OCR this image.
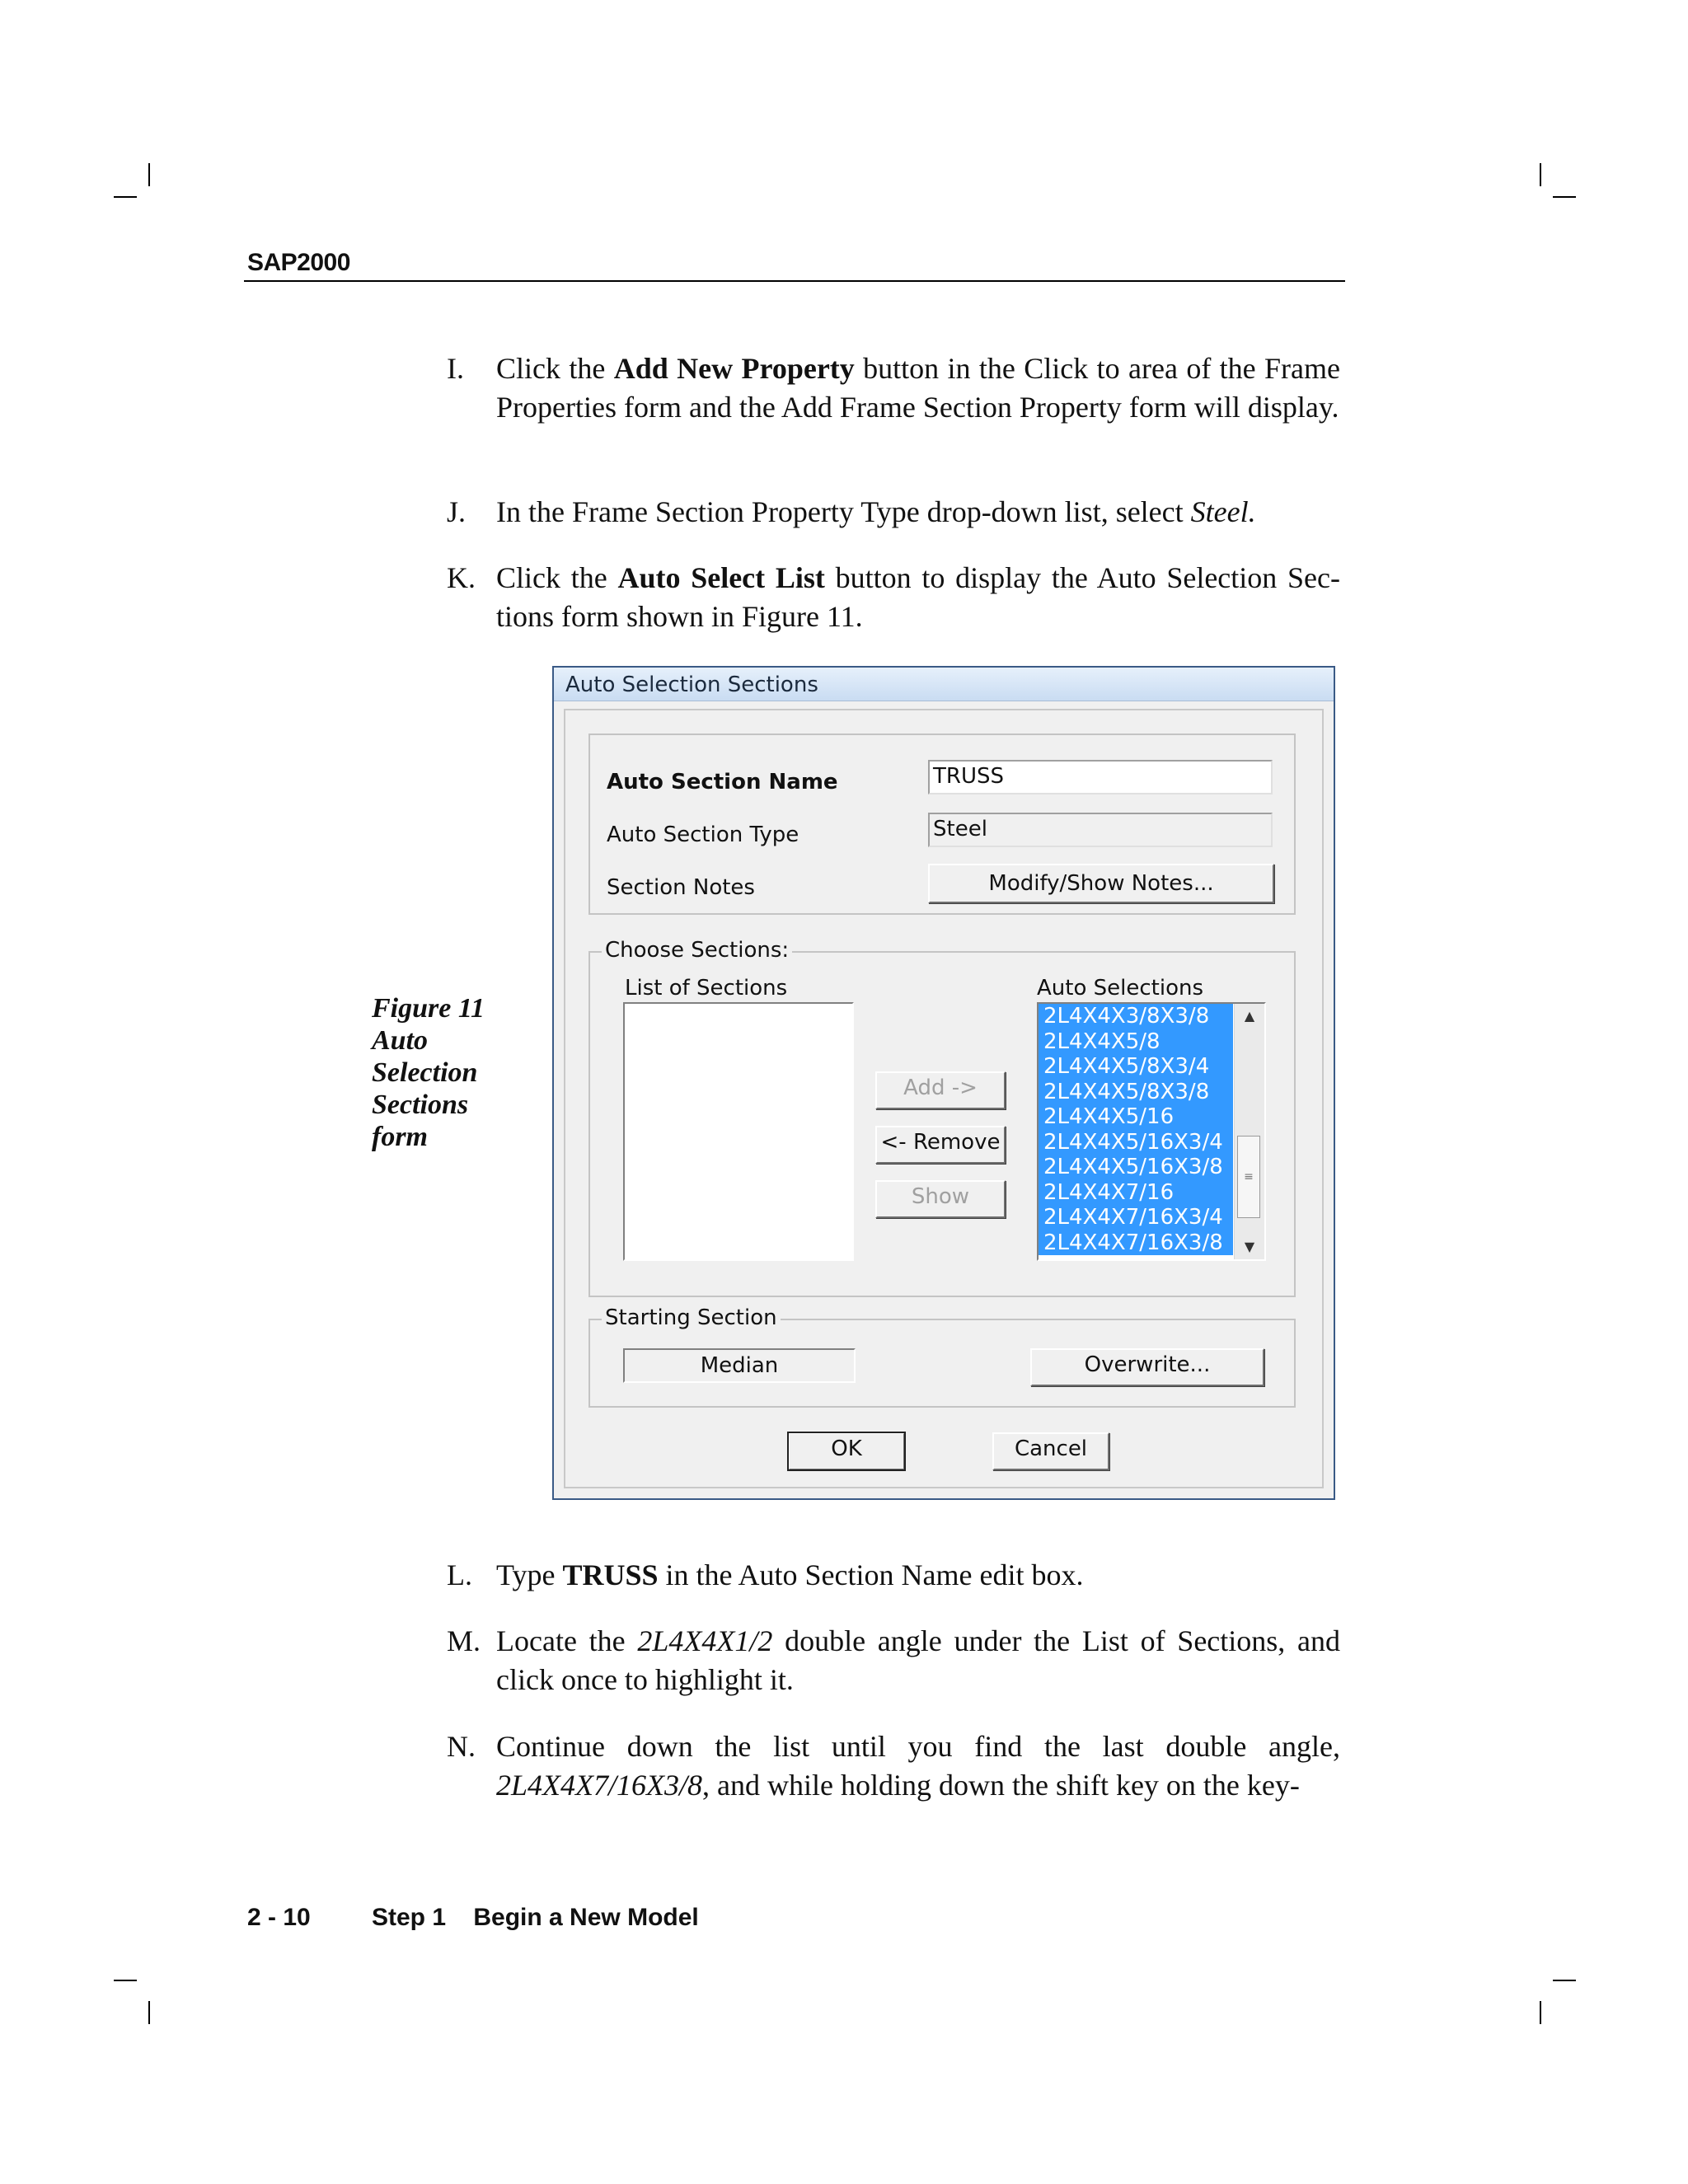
SAP2000
I. Click the Add New Property button in the Click to area of the Frame Properties form and the Add Frame Section Property form will display.
J. In the Frame Section Property Type drop-down list, select Steel.
K. Click the Auto Select List button to display the Auto Selection Sec-tions form shown in Figure 11.
Figure 11
Auto
Selection
Sections
form
Auto Selection Sections
Auto Section Name	TRUSS
Auto Section Type	Steel
Section Notes	Modify/Show Notes...
Choose Sections:
List of Sections	Auto Selections
Add ->
<- Remove
Show
2L4X4X3/8X3/8
2L4X4X5/8
2L4X4X5/8X3/4
2L4X4X5/8X3/8
2L4X4X5/16
2L4X4X5/16X3/4
2L4X4X5/16X3/8
2L4X4X7/16
2L4X4X7/16X3/4
2L4X4X7/16X3/8
▲
≡
▼
Starting Section
Median	Overwrite...
OK	Cancel
L. Type TRUSS in the Auto Section Name edit box.
M. Locate the 2L4X4X1/2 double angle under the List of Sections, and click once to highlight it.
N. Continue down the list until you find the last double angle, 2L4X4X7/16X3/8, and while holding down the shift key on the key-
2 - 10 Step 1    Begin a New Model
◆ ◆ ◆
Count the lines above that contain the word "Name", and reply with only that number.

» Answer to this exercise:
2